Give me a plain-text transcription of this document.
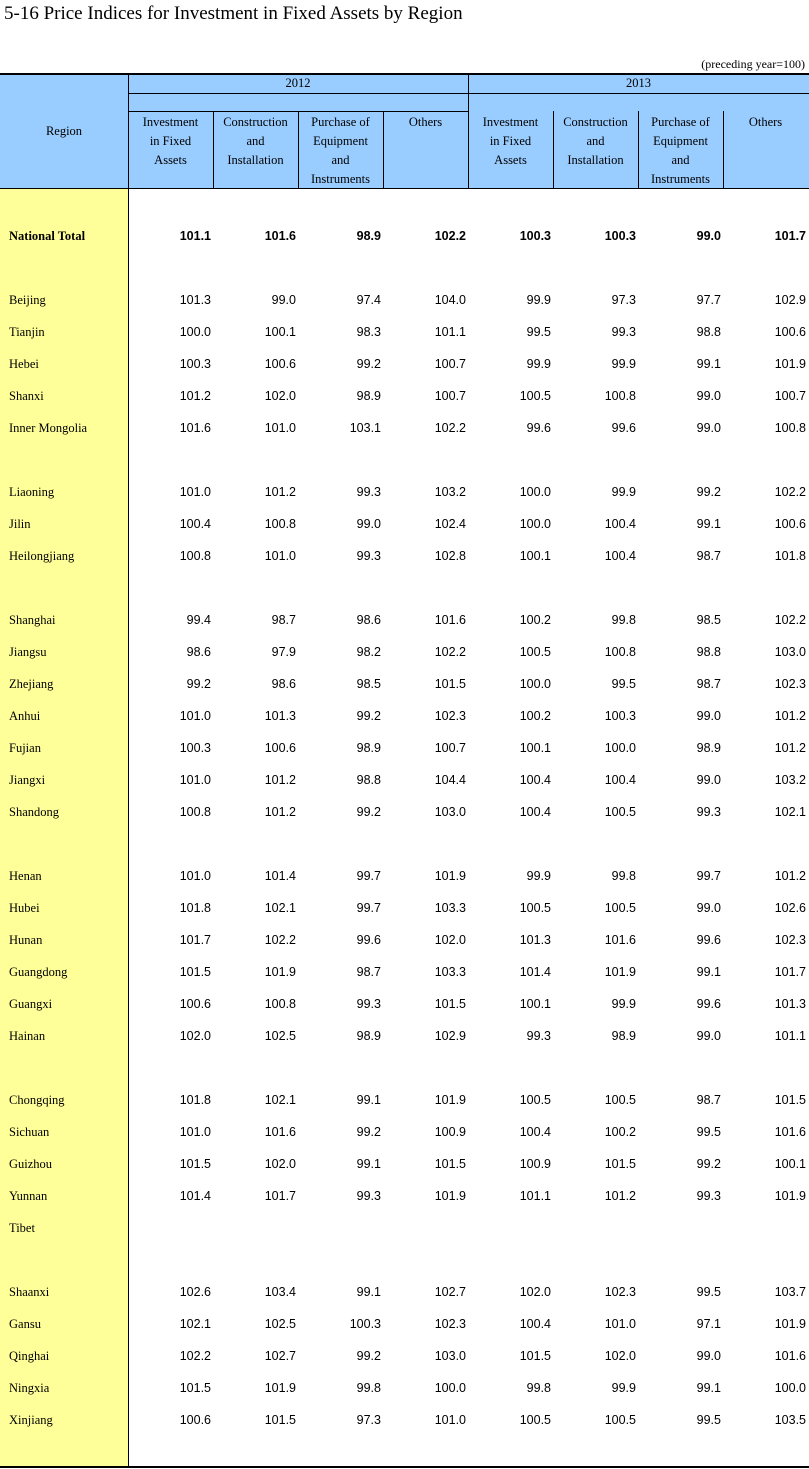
5-16 Price Indices for Investment in Fixed Assets by Region
(preceding year=100)
Region
2012	2013
Investment
in Fixed
Assets
Construction
and
Installation
Purchase of
Equipment
and
Instruments
Others	Investment
in Fixed
Assets
Construction
and
Installation
Purchase of
Equipment
and
Instruments
Others
National Total	101.1	101.6	98.9	102.2	100.3	100.3	99.0	101.7
Beijing	101.3	99.0	97.4	104.0	99.9	97.3	97.7	102.9
Tianjin	100.0	100.1	98.3	101.1	99.5	99.3	98.8	100.6
Hebei	100.3	100.6	99.2	100.7	99.9	99.9	99.1	101.9
Shanxi	101.2	102.0	98.9	100.7	100.5	100.8	99.0	100.7
Inner Mongolia	101.6	101.0	103.1	102.2	99.6	99.6	99.0	100.8
Liaoning	101.0	101.2	99.3	103.2	100.0	99.9	99.2	102.2
Jilin	100.4	100.8	99.0	102.4	100.0	100.4	99.1	100.6
Heilongjiang	100.8	101.0	99.3	102.8	100.1	100.4	98.7	101.8
Shanghai	99.4	98.7	98.6	101.6	100.2	99.8	98.5	102.2
Jiangsu	98.6	97.9	98.2	102.2	100.5	100.8	98.8	103.0
Zhejiang	99.2	98.6	98.5	101.5	100.0	99.5	98.7	102.3
Anhui	101.0	101.3	99.2	102.3	100.2	100.3	99.0	101.2
Fujian	100.3	100.6	98.9	100.7	100.1	100.0	98.9	101.2
Jiangxi	101.0	101.2	98.8	104.4	100.4	100.4	99.0	103.2
Shandong	100.8	101.2	99.2	103.0	100.4	100.5	99.3	102.1
Henan	101.0	101.4	99.7	101.9	99.9	99.8	99.7	101.2
Hubei	101.8	102.1	99.7	103.3	100.5	100.5	99.0	102.6
Hunan	101.7	102.2	99.6	102.0	101.3	101.6	99.6	102.3
Guangdong	101.5	101.9	98.7	103.3	101.4	101.9	99.1	101.7
Guangxi	100.6	100.8	99.3	101.5	100.1	99.9	99.6	101.3
Hainan	102.0	102.5	98.9	102.9	99.3	98.9	99.0	101.1
Chongqing	101.8	102.1	99.1	101.9	100.5	100.5	98.7	101.5
Sichuan	101.0	101.6	99.2	100.9	100.4	100.2	99.5	101.6
Guizhou	101.5	102.0	99.1	101.5	100.9	101.5	99.2	100.1
Yunnan	101.4	101.7	99.3	101.9	101.1	101.2	99.3	101.9
Tibet
Shaanxi	102.6	103.4	99.1	102.7	102.0	102.3	99.5	103.7
Gansu	102.1	102.5	100.3	102.3	100.4	101.0	97.1	101.9
Qinghai	102.2	102.7	99.2	103.0	101.5	102.0	99.0	101.6
Ningxia	101.5	101.9	99.8	100.0	99.8	99.9	99.1	100.0
Xinjiang	100.6	101.5	97.3	101.0	100.5	100.5	99.5	103.5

_THE PROBLEM:_
Each line above is to be copied verbatim. Drop any image from the copy.

_EXERCISE ANSWER:_
Give me a plain-text transcription of this document.
5-16 Price Indices for Investment in Fixed Assets by Region
(preceding year=100)
Region
2012	2013
Investment
in Fixed
Assets
Construction
and
Installation
Purchase of
Equipment
and
Instruments
Others	Investment
in Fixed
Assets
Construction
and
Installation
Purchase of
Equipment
and
Instruments
Others
National Total	101.1	101.6	98.9	102.2	100.3	100.3	99.0	101.7
Beijing	101.3	99.0	97.4	104.0	99.9	97.3	97.7	102.9
Tianjin	100.0	100.1	98.3	101.1	99.5	99.3	98.8	100.6
Hebei	100.3	100.6	99.2	100.7	99.9	99.9	99.1	101.9
Shanxi	101.2	102.0	98.9	100.7	100.5	100.8	99.0	100.7
Inner Mongolia	101.6	101.0	103.1	102.2	99.6	99.6	99.0	100.8
Liaoning	101.0	101.2	99.3	103.2	100.0	99.9	99.2	102.2
Jilin	100.4	100.8	99.0	102.4	100.0	100.4	99.1	100.6
Heilongjiang	100.8	101.0	99.3	102.8	100.1	100.4	98.7	101.8
Shanghai	99.4	98.7	98.6	101.6	100.2	99.8	98.5	102.2
Jiangsu	98.6	97.9	98.2	102.2	100.5	100.8	98.8	103.0
Zhejiang	99.2	98.6	98.5	101.5	100.0	99.5	98.7	102.3
Anhui	101.0	101.3	99.2	102.3	100.2	100.3	99.0	101.2
Fujian	100.3	100.6	98.9	100.7	100.1	100.0	98.9	101.2
Jiangxi	101.0	101.2	98.8	104.4	100.4	100.4	99.0	103.2
Shandong	100.8	101.2	99.2	103.0	100.4	100.5	99.3	102.1
Henan	101.0	101.4	99.7	101.9	99.9	99.8	99.7	101.2
Hubei	101.8	102.1	99.7	103.3	100.5	100.5	99.0	102.6
Hunan	101.7	102.2	99.6	102.0	101.3	101.6	99.6	102.3
Guangdong	101.5	101.9	98.7	103.3	101.4	101.9	99.1	101.7
Guangxi	100.6	100.8	99.3	101.5	100.1	99.9	99.6	101.3
Hainan	102.0	102.5	98.9	102.9	99.3	98.9	99.0	101.1
Chongqing	101.8	102.1	99.1	101.9	100.5	100.5	98.7	101.5
Sichuan	101.0	101.6	99.2	100.9	100.4	100.2	99.5	101.6
Guizhou	101.5	102.0	99.1	101.5	100.9	101.5	99.2	100.1
Yunnan	101.4	101.7	99.3	101.9	101.1	101.2	99.3	101.9
Tibet
Shaanxi	102.6	103.4	99.1	102.7	102.0	102.3	99.5	103.7
Gansu	102.1	102.5	100.3	102.3	100.4	101.0	97.1	101.9
Qinghai	102.2	102.7	99.2	103.0	101.5	102.0	99.0	101.6
Ningxia	101.5	101.9	99.8	100.0	99.8	99.9	99.1	100.0
Xinjiang	100.6	101.5	97.3	101.0	100.5	100.5	99.5	103.5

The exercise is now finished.